Problem to solve:
Report how many lines in the records below contain the word "image". Give only the number.

Stored data entries
----
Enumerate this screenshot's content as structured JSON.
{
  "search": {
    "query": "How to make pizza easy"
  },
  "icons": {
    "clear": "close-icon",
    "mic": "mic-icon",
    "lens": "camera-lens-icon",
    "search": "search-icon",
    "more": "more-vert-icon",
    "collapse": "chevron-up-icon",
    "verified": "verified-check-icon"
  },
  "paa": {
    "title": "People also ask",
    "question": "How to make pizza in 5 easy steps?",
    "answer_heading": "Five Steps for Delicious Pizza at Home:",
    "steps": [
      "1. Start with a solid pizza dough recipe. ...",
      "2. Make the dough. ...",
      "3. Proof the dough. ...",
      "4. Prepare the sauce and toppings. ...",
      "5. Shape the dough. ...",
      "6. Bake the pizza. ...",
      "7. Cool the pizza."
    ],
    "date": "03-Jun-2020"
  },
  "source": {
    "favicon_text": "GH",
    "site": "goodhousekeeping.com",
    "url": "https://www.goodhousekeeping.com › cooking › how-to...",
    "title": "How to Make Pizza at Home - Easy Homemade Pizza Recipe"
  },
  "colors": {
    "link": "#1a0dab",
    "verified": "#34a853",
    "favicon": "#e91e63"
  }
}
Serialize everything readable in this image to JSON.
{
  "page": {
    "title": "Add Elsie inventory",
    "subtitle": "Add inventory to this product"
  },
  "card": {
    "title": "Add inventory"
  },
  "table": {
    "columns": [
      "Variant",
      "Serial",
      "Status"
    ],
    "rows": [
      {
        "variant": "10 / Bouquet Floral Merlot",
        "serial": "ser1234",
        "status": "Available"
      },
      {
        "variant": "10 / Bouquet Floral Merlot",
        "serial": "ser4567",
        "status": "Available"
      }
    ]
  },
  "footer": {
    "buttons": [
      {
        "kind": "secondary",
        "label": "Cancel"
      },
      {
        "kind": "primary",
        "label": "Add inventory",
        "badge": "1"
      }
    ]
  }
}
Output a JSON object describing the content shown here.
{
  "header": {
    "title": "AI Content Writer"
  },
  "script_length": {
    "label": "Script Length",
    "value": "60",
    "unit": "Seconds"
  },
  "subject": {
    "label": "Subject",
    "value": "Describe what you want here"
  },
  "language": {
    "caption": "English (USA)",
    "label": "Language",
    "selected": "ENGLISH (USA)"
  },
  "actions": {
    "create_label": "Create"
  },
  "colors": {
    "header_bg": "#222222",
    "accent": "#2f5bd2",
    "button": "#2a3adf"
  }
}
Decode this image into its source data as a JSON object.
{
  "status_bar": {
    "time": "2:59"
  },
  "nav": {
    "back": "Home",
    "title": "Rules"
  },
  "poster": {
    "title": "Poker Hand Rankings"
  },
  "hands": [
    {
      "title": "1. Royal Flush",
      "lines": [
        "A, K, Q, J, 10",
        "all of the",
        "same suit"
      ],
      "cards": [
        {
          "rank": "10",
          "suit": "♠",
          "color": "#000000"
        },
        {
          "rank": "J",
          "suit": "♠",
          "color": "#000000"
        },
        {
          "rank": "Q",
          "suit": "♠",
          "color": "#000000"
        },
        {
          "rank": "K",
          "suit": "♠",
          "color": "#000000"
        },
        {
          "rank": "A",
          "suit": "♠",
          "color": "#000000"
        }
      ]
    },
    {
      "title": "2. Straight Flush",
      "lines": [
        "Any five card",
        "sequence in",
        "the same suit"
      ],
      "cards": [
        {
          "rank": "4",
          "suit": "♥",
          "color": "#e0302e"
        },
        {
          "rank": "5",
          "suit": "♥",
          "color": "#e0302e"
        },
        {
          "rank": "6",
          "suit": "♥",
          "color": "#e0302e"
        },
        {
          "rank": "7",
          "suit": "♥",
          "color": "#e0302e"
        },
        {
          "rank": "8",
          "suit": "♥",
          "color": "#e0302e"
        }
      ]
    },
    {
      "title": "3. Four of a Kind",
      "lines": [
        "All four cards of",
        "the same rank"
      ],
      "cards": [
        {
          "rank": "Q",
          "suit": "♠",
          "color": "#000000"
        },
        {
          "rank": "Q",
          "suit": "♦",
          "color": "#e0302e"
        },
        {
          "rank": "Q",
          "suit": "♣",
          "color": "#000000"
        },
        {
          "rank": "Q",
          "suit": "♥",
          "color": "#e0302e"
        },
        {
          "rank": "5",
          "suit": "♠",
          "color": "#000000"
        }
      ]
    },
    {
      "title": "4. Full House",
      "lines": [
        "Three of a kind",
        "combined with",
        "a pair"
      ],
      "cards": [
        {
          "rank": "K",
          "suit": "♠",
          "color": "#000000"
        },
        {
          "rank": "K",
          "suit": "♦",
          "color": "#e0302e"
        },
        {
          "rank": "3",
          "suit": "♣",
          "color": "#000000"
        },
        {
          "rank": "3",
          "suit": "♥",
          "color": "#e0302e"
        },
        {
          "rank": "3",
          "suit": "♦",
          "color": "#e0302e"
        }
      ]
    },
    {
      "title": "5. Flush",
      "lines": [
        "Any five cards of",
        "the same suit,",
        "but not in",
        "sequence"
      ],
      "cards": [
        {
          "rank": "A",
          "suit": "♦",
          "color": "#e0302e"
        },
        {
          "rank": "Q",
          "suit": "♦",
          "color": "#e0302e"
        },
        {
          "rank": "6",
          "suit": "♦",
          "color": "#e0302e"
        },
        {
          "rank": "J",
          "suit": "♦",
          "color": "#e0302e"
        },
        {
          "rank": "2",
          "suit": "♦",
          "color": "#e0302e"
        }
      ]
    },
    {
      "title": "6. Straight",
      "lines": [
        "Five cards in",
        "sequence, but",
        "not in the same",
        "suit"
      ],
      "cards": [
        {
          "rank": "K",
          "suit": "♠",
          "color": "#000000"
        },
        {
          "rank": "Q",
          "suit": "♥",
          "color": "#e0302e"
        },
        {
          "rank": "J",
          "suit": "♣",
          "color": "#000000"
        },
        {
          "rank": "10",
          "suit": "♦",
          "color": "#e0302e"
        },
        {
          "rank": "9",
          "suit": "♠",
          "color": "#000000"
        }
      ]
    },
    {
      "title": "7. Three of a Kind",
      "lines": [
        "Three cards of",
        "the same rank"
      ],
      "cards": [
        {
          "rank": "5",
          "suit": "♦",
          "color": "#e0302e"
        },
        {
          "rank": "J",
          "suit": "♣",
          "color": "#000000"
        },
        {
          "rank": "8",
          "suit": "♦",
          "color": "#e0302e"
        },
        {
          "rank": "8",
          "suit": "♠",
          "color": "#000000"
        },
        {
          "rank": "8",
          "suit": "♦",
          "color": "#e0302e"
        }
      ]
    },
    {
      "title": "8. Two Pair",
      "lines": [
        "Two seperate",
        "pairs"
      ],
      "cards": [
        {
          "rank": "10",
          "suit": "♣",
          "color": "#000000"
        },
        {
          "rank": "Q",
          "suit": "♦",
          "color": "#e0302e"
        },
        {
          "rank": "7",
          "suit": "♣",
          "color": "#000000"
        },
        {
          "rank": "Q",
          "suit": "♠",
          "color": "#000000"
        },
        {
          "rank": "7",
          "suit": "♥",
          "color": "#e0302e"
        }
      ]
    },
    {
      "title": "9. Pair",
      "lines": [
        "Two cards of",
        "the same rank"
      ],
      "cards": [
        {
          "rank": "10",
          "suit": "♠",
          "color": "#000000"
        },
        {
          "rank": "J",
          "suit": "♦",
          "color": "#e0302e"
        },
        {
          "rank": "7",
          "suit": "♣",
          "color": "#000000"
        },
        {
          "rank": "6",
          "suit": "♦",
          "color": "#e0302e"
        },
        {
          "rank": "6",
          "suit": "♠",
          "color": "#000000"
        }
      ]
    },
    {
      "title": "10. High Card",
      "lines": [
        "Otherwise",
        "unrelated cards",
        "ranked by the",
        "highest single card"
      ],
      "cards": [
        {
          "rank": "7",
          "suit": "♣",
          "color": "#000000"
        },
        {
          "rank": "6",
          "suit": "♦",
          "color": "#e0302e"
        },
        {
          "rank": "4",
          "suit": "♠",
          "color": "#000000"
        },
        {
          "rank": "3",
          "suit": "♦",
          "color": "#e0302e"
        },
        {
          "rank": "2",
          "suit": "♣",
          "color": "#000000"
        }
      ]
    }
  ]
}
----
Answer:
2